Apple's Macintosh line

I thought it was smart of Apple to cull their Macintosh products in 1998 and introduce the four square product matrix. The current line-up seems pretty effective but I'm just concerned Apple might become far too diversified and forget that the segmentation is what saved them in the late 90's.

I mean, look at this:
Mac mini G4
1.25 and 1.42GHz
eMac G4
ComboDrive and SuperDrive
iMac G5
17" 1.8GHz, 17" 2.0GHz, 20" 2.0GHz
iBook G4
12" 1.25, 14" 1.33 ComboDrive, 14"1.33 SuperDrive
PowerMac G5
Single 1.8GHz, Dual 2.3GHz, Dual 2.7GHz
PowerBook G4
1.5GHz 12" ComboDrive, 12" SuperDrive, 15" ComboDrive, 1.67GHz 15" SuperDrive, and 17".

Back in 1999 it was Consumer Desktops & Notebooks vs Professional Desktops & Notebooks. There used to be a clear cut definition as to what model belongs to what segment. iMacs and iBooks were consumer Macs, PowerMacs and PowerBooks were professional Macs. The consumer hardware were enough for everyday use but does not encroach on the Power models and price differences were obvious.

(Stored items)
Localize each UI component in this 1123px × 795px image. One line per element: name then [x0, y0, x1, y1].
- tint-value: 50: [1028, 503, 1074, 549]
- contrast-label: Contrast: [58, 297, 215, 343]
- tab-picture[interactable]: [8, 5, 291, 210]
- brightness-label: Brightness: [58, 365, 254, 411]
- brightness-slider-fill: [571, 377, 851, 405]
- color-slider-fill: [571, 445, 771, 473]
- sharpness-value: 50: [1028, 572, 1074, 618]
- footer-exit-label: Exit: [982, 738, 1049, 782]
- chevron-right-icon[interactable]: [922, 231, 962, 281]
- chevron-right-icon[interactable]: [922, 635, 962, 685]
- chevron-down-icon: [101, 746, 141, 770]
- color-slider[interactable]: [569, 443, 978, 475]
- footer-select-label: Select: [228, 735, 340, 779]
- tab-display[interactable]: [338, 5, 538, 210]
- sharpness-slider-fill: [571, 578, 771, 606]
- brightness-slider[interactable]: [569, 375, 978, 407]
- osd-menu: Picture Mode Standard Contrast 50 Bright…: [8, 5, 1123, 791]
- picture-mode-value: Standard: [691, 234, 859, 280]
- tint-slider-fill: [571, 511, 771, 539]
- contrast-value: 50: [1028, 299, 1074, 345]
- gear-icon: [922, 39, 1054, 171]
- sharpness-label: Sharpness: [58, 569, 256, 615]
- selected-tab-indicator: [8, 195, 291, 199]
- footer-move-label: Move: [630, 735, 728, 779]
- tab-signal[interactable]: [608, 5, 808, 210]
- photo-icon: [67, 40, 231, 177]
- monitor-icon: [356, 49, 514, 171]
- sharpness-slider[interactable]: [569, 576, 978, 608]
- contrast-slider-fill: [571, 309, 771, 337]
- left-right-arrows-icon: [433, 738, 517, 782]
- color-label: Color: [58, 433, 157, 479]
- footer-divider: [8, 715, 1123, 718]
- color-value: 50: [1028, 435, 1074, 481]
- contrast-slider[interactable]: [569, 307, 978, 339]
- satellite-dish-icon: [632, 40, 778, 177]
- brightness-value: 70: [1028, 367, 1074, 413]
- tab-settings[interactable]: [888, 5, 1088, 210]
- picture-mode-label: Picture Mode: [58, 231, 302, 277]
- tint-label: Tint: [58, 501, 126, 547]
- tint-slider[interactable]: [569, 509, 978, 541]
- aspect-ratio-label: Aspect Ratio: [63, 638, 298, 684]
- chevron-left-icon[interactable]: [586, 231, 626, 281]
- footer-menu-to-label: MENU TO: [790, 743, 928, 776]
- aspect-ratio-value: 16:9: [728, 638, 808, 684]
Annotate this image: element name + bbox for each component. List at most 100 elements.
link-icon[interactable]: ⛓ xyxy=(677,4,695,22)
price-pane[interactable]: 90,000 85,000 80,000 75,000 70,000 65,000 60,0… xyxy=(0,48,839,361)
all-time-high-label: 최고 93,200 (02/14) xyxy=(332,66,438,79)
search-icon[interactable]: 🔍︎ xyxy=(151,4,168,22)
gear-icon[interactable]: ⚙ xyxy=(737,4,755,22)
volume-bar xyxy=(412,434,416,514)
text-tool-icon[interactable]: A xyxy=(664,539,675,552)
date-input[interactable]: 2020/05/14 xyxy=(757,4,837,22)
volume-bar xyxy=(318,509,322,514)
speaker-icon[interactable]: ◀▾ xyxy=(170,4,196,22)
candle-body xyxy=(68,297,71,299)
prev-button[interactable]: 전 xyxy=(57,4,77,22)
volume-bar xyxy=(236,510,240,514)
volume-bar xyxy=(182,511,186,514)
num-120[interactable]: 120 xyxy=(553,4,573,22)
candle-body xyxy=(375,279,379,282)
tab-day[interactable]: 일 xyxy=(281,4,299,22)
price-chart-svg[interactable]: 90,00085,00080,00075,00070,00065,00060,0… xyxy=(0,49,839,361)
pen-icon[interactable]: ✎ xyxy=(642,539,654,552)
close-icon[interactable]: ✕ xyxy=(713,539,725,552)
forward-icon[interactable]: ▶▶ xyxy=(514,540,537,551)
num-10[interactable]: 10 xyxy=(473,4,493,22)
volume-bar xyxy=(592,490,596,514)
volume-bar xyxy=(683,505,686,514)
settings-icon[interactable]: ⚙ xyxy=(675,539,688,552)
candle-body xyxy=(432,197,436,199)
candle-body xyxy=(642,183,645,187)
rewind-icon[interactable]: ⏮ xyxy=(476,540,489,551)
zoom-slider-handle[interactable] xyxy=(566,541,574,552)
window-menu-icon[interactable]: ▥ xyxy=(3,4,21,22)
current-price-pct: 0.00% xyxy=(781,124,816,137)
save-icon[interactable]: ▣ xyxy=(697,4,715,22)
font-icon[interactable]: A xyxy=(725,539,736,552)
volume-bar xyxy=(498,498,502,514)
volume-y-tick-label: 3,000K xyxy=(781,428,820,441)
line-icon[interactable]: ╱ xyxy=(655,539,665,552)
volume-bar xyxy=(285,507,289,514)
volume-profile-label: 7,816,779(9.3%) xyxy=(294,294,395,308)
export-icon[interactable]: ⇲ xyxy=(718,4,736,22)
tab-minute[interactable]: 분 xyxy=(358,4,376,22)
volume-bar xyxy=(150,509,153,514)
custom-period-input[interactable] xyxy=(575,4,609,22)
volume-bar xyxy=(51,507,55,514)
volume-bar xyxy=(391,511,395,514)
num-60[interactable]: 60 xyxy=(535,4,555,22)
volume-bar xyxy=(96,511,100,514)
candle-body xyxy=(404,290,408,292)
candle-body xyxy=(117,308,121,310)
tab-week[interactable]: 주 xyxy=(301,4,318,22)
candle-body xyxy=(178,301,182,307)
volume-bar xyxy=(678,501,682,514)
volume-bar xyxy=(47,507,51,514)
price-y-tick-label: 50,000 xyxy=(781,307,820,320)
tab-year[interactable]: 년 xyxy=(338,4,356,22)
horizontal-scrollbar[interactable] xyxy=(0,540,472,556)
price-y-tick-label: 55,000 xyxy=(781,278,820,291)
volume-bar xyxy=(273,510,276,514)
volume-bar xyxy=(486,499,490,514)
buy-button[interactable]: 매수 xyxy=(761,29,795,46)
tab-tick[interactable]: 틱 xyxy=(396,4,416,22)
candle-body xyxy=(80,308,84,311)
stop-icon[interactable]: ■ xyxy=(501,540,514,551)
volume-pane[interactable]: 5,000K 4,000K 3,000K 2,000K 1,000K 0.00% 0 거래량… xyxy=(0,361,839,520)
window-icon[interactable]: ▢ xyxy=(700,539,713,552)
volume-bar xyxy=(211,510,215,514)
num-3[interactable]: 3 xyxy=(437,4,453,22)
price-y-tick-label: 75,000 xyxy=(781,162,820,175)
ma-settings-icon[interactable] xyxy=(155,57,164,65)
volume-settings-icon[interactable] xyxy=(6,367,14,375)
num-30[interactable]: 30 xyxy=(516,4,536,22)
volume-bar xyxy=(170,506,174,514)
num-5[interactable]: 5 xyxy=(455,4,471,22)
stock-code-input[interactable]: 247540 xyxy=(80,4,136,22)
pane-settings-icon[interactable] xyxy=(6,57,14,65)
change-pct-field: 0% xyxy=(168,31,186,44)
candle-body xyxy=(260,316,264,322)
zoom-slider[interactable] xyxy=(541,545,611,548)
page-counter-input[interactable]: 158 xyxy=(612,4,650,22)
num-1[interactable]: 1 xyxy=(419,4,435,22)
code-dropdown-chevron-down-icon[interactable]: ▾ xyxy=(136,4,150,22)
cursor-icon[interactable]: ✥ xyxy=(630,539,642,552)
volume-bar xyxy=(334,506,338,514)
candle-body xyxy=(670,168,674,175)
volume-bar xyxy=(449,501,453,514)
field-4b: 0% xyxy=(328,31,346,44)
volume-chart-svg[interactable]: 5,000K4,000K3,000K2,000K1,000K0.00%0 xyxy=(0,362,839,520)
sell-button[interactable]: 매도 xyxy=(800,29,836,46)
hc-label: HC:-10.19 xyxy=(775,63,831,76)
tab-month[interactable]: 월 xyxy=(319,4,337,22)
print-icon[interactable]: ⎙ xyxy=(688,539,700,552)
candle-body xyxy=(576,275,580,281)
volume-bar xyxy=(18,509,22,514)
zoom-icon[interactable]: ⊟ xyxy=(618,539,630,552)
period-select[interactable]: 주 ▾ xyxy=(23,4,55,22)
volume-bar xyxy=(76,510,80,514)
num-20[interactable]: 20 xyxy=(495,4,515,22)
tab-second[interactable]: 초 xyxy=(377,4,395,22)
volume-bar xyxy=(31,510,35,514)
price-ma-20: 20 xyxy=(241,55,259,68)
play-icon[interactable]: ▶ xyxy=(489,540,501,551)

▶ [Complete the following]:
**a)** In the post about Apple's Macintosh line, which Macs were the professional models back in 1999?
**b)** Carry on the post about Apple's Macintosh line, starting right after its final sentence.

▶ [Outputs for the tasks]:
**a)** PowerMacs and PowerBooks.

**b)**
These days, what used to be the consumer offering has become a mix of mid-range and low end products. Take the iBooks and PowerBooks for example. You can get the 14" iBook G4 or the 12" PowerBook G4 for the same price yet the PB is more powerful and packs more features although it doesn't have a DVD burner. Both have the same screen resolution but the iBook is heavier and larger. Which do you choose?

Also, the iMacs have become very powerful with the recent update. For the same price, you can get a 20" iMac 2.0GHz or a PowerMac 1.8GHz. They serve different purposes but small to medium production houses wouldn't look out of place using the iMacs especially because you don't have to spend extra for a display.

Maybe the product matrix isn't required anymore but they must remember that a highly diversified Apple wouldn't be a healthy Apple because they would stretch limited resources over too many product lines and confuse customers.